▸ **Provided records**:

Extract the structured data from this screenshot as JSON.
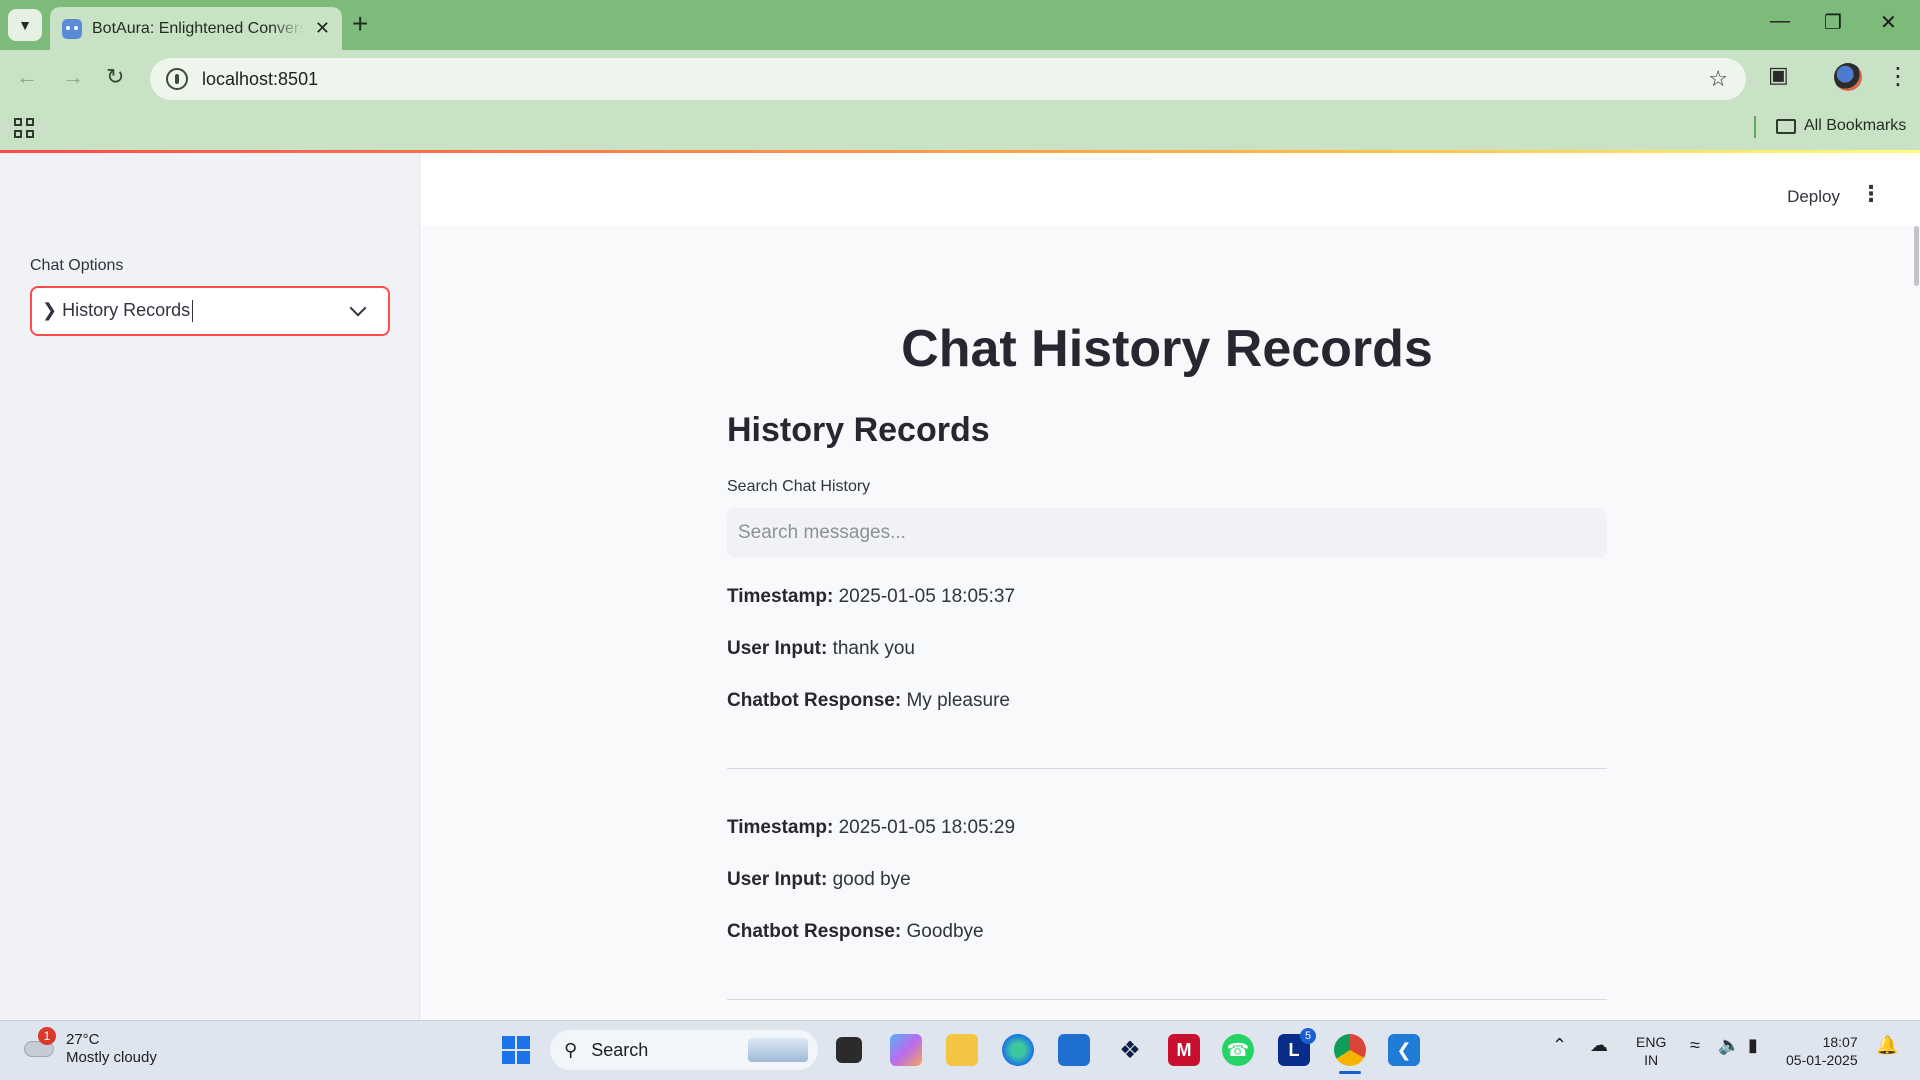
{
  "browser": {
    "tab_title": "BotAura: Enlightened Conversations",
    "url": "localhost:8501",
    "bookmarks_label": "All Bookmarks"
  },
  "app": {
    "deploy_label": "Deploy",
    "sidebar": {
      "label": "Chat Options",
      "selected_option": "History Records"
    },
    "page_title": "Chat History Records",
    "section_title": "History Records",
    "search": {
      "label": "Search Chat History",
      "placeholder": "Search messages...",
      "value": ""
    },
    "field_labels": {
      "timestamp": "Timestamp:",
      "user_input": "User Input:",
      "chatbot_response": "Chatbot Response:"
    },
    "records": [
      {
        "timestamp": "2025-01-05 18:05:37",
        "user_input": "thank you",
        "chatbot_response": "My pleasure"
      },
      {
        "timestamp": "2025-01-05 18:05:29",
        "user_input": "good bye",
        "chatbot_response": "Goodbye"
      }
    ]
  },
  "taskbar": {
    "weather": {
      "badge": "1",
      "temp": "27°C",
      "condition": "Mostly cloudy"
    },
    "search_label": "Search",
    "linkedin_badge": "5",
    "lang_line1": "ENG",
    "lang_line2": "IN",
    "time": "18:07",
    "date": "05-01-2025"
  },
  "colors": {
    "accent": "#ff4b4b",
    "browser_frame": "#7dbb7a",
    "browser_toolbar": "#c9e2c5"
  }
}
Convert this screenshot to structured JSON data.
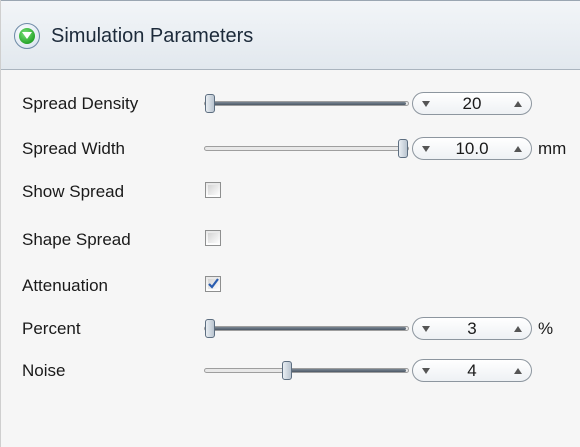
{
  "panel": {
    "title": "Simulation Parameters",
    "collapse_icon": "chevron-down-icon"
  },
  "sliders": [
    {
      "id": "spread-density",
      "label": "Spread Density",
      "value": "20",
      "level": 0.0,
      "unit": ""
    },
    {
      "id": "spread-width",
      "label": "Spread Width",
      "value": "10.0",
      "level": 1.0,
      "unit": "mm"
    },
    {
      "id": "percent",
      "label": "Percent",
      "value": "3",
      "level": 0.0,
      "unit": "%"
    },
    {
      "id": "noise",
      "label": "Noise",
      "value": "4",
      "level": 0.4,
      "unit": ""
    }
  ],
  "checkboxes": [
    {
      "id": "show-spread",
      "label": "Show Spread",
      "checked": false
    },
    {
      "id": "shape-spread",
      "label": "Shape Spread",
      "checked": false
    },
    {
      "id": "attenuation",
      "label": "Attenuation",
      "checked": true
    }
  ],
  "colors": {
    "header_bg": "#e2e8ee",
    "collapse_green": "#27a52b",
    "check_blue": "#2a5db0"
  }
}
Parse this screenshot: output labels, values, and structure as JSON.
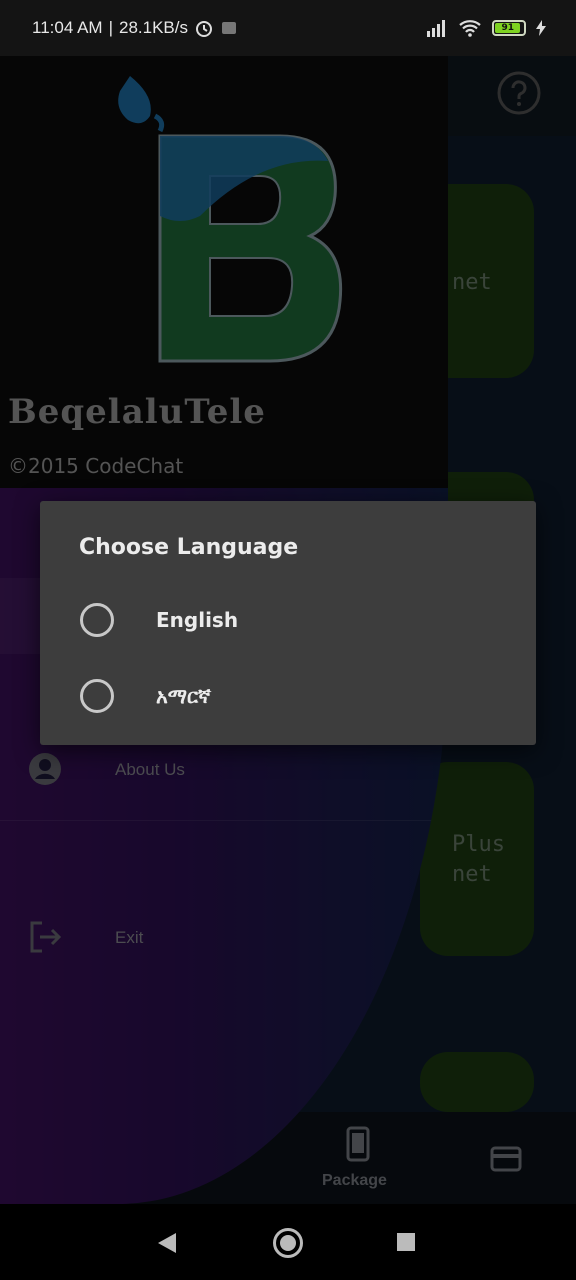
{
  "status_bar": {
    "time": "11:04 AM",
    "speed": "28.1KB/s",
    "battery": "91"
  },
  "background_app": {
    "card_texts": [
      "net",
      "Plus",
      "net"
    ],
    "bottom_nav": {
      "package_label": "Package"
    }
  },
  "drawer": {
    "app_name": "BeqelaluTele",
    "copyright": "©2015 CodeChat",
    "items": [
      {
        "label": "About Us",
        "icon": "account-circle-icon"
      },
      {
        "label": "Exit",
        "icon": "exit-icon"
      }
    ]
  },
  "dialog": {
    "title": "Choose Language",
    "options": [
      {
        "label": "English",
        "selected": false
      },
      {
        "label": "አማርኛ",
        "selected": false
      }
    ]
  },
  "colors": {
    "dialog_bg": "#3d3d3d",
    "drawer_gradient_start": "#3a0f58",
    "logo_green": "#1f6b3a",
    "logo_blue": "#1e6fa8"
  }
}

▸ **Requirement**:
Print all the records again exactly; do not include any picture.

▸ **Full response**:
Extract the structured data from this screenshot as JSON.
{
  "browser": {
    "tab_title": "BotAura: Enlightened Conversations",
    "url": "localhost:8501",
    "bookmarks_label": "All Bookmarks"
  },
  "app": {
    "deploy_label": "Deploy",
    "sidebar": {
      "label": "Chat Options",
      "selected_option": "History Records"
    },
    "page_title": "Chat History Records",
    "section_title": "History Records",
    "search": {
      "label": "Search Chat History",
      "placeholder": "Search messages...",
      "value": ""
    },
    "field_labels": {
      "timestamp": "Timestamp:",
      "user_input": "User Input:",
      "chatbot_response": "Chatbot Response:"
    },
    "records": [
      {
        "timestamp": "2025-01-05 18:05:37",
        "user_input": "thank you",
        "chatbot_response": "My pleasure"
      },
      {
        "timestamp": "2025-01-05 18:05:29",
        "user_input": "good bye",
        "chatbot_response": "Goodbye"
      }
    ]
  },
  "taskbar": {
    "weather": {
      "badge": "1",
      "temp": "27°C",
      "condition": "Mostly cloudy"
    },
    "search_label": "Search",
    "linkedin_badge": "5",
    "lang_line1": "ENG",
    "lang_line2": "IN",
    "time": "18:07",
    "date": "05-01-2025"
  },
  "colors": {
    "accent": "#ff4b4b",
    "browser_frame": "#7dbb7a",
    "browser_toolbar": "#c9e2c5"
  }
}
Convert this screenshot to structured JSON data.
{
  "panel": {
    "title": "Simulation Parameters",
    "collapse_icon": "chevron-down-icon"
  },
  "sliders": [
    {
      "id": "spread-density",
      "label": "Spread Density",
      "value": "20",
      "level": 0.0,
      "unit": ""
    },
    {
      "id": "spread-width",
      "label": "Spread Width",
      "value": "10.0",
      "level": 1.0,
      "unit": "mm"
    },
    {
      "id": "percent",
      "label": "Percent",
      "value": "3",
      "level": 0.0,
      "unit": "%"
    },
    {
      "id": "noise",
      "label": "Noise",
      "value": "4",
      "level": 0.4,
      "unit": ""
    }
  ],
  "checkboxes": [
    {
      "id": "show-spread",
      "label": "Show Spread",
      "checked": false
    },
    {
      "id": "shape-spread",
      "label": "Shape Spread",
      "checked": false
    },
    {
      "id": "attenuation",
      "label": "Attenuation",
      "checked": true
    }
  ],
  "colors": {
    "header_bg": "#e2e8ee",
    "collapse_green": "#27a52b",
    "check_blue": "#2a5db0"
  }
}
Parse this screenshot: output labels, values, and structure as JSON.
{
  "status_bar": {
    "time": "11:04 AM",
    "speed": "28.1KB/s",
    "battery": "91"
  },
  "background_app": {
    "card_texts": [
      "net",
      "Plus",
      "net"
    ],
    "bottom_nav": {
      "package_label": "Package"
    }
  },
  "drawer": {
    "app_name": "BeqelaluTele",
    "copyright": "©2015 CodeChat",
    "items": [
      {
        "label": "About Us",
        "icon": "account-circle-icon"
      },
      {
        "label": "Exit",
        "icon": "exit-icon"
      }
    ]
  },
  "dialog": {
    "title": "Choose Language",
    "options": [
      {
        "label": "English",
        "selected": false
      },
      {
        "label": "አማርኛ",
        "selected": false
      }
    ]
  },
  "colors": {
    "dialog_bg": "#3d3d3d",
    "drawer_gradient_start": "#3a0f58",
    "logo_green": "#1f6b3a",
    "logo_blue": "#1e6fa8"
  }
}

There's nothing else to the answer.